> EXERCISE TASK
Write out each line beneath this one exactly as it reads.

[Source records]
——————————

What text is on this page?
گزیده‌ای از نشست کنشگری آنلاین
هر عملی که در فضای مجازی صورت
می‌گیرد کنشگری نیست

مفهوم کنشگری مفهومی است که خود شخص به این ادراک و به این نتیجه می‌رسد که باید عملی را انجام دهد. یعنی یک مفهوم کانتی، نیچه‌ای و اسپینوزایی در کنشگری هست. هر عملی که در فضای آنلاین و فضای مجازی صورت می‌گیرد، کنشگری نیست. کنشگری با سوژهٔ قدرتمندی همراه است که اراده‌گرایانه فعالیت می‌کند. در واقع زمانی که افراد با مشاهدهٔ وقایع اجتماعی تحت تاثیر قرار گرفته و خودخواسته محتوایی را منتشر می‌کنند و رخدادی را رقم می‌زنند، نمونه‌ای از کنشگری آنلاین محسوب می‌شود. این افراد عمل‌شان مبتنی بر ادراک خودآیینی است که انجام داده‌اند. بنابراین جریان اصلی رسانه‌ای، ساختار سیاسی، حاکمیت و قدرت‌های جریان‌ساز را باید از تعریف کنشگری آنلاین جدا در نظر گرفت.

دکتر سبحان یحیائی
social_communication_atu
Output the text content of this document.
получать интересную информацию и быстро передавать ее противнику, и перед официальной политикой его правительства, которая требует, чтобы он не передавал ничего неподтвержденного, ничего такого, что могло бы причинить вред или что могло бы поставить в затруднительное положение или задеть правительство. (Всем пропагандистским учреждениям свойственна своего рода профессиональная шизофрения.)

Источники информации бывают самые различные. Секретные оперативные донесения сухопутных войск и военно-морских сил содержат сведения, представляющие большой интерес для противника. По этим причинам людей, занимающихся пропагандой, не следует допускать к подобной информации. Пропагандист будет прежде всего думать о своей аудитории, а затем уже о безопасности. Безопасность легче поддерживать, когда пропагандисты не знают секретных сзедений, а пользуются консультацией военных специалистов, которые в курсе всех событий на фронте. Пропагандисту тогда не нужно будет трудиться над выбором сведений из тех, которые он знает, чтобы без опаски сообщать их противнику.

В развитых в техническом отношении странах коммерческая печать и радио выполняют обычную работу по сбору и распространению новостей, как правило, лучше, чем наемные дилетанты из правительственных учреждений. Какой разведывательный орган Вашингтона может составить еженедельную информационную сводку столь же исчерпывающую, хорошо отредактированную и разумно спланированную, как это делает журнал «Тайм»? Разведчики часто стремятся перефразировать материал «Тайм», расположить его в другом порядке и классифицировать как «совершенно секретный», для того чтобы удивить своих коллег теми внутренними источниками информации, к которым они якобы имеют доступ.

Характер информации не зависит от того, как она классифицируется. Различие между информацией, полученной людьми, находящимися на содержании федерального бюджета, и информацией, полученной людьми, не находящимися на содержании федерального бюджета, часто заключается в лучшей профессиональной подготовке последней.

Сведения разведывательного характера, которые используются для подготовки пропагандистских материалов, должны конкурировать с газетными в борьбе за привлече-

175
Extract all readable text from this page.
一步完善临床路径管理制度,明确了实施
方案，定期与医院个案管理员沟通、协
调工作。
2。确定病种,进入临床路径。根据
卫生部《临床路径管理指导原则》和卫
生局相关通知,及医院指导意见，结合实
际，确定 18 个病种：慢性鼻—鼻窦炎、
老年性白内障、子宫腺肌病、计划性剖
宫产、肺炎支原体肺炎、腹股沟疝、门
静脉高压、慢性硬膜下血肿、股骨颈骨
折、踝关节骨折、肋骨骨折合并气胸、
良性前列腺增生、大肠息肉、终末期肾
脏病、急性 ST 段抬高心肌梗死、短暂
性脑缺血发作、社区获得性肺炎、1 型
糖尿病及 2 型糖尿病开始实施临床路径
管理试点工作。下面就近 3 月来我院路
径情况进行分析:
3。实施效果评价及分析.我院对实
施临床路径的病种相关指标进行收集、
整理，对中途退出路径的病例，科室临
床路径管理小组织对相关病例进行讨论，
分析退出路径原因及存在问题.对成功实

——————————

> THE ANSWER
What text is on this page?
گزیده‌ای از نشست کنشگری آنلاین
هر عملی که در فضای مجازی صورت
می‌گیرد کنشگری نیست

مفهوم کنشگری مفهومی است که خود شخص به این ادراک و به این نتیجه می‌رسد که باید عملی را انجام دهد. یعنی یک مفهوم کانتی، نیچه‌ای و اسپینوزایی در کنشگری هست. هر عملی که در فضای آنلاین و فضای مجازی صورت می‌گیرد، کنشگری نیست. کنشگری با سوژهٔ قدرتمندی همراه است که اراده‌گرایانه فعالیت می‌کند. در واقع زمانی که افراد با مشاهدهٔ وقایع اجتماعی تحت تاثیر قرار گرفته و خودخواسته محتوایی را منتشر می‌کنند و رخدادی را رقم می‌زنند، نمونه‌ای از کنشگری آنلاین محسوب می‌شود. این افراد عمل‌شان مبتنی بر ادراک خودآیینی است که انجام داده‌اند. بنابراین جریان اصلی رسانه‌ای، ساختار سیاسی، حاکمیت و قدرت‌های جریان‌ساز را باید از تعریف کنشگری آنلاین جدا در نظر گرفت.

دکتر سبحان یحیائی
social_communication_atu
Output the text content of this document.
получать интересную информацию и быстро передавать ее противнику, и перед официальной политикой его правительства, которая требует, чтобы он не передавал ничего неподтвержденного, ничего такого, что могло бы причинить вред или что могло бы поставить в затруднительное положение или задеть правительство. (Всем пропагандистским учреждениям свойственна своего рода профессиональная шизофрения.)

Источники информации бывают самые различные. Секретные оперативные донесения сухопутных войск и военно-морских сил содержат сведения, представляющие большой интерес для противника. По этим причинам людей, занимающихся пропагандой, не следует допускать к подобной информации. Пропагандист будет прежде всего думать о своей аудитории, а затем уже о безопасности. Безопасность легче поддерживать, когда пропагандисты не знают секретных сзедений, а пользуются консультацией военных специалистов, которые в курсе всех событий на фронте. Пропагандисту тогда не нужно будет трудиться над выбором сведений из тех, которые он знает, чтобы без опаски сообщать их противнику.

В развитых в техническом отношении странах коммерческая печать и радио выполняют обычную работу по сбору и распространению новостей, как правило, лучше, чем наемные дилетанты из правительственных учреждений. Какой разведывательный орган Вашингтона может составить еженедельную информационную сводку столь же исчерпывающую, хорошо отредактированную и разумно спланированную, как это делает журнал «Тайм»? Разведчики часто стремятся перефразировать материал «Тайм», расположить его в другом порядке и классифицировать как «совершенно секретный», для того чтобы удивить своих коллег теми внутренними источниками информации, к которым они якобы имеют доступ.

Характер информации не зависит от того, как она классифицируется. Различие между информацией, полученной людьми, находящимися на содержании федерального бюджета, и информацией, полученной людьми, не находящимися на содержании федерального бюджета, часто заключается в лучшей профессиональной подготовке последней.

Сведения разведывательного характера, которые используются для подготовки пропагандистских материалов, должны конкурировать с газетными в борьбе за привлече-

175
Extract all readable text from this page.
一步完善临床路径管理制度,明确了实施
方案，定期与医院个案管理员沟通、协
调工作。
2。确定病种,进入临床路径。根据
卫生部《临床路径管理指导原则》和卫
生局相关通知,及医院指导意见，结合实
际，确定 18 个病种：慢性鼻—鼻窦炎、
老年性白内障、子宫腺肌病、计划性剖
宫产、肺炎支原体肺炎、腹股沟疝、门
静脉高压、慢性硬膜下血肿、股骨颈骨
折、踝关节骨折、肋骨骨折合并气胸、
良性前列腺增生、大肠息肉、终末期肾
脏病、急性 ST 段抬高心肌梗死、短暂
性脑缺血发作、社区获得性肺炎、1 型
糖尿病及 2 型糖尿病开始实施临床路径
管理试点工作。下面就近 3 月来我院路
径情况进行分析:
3。实施效果评价及分析.我院对实
施临床路径的病种相关指标进行收集、
整理，对中途退出路径的病例，科室临
床路径管理小组织对相关病例进行讨论，
分析退出路径原因及存在问题.对成功实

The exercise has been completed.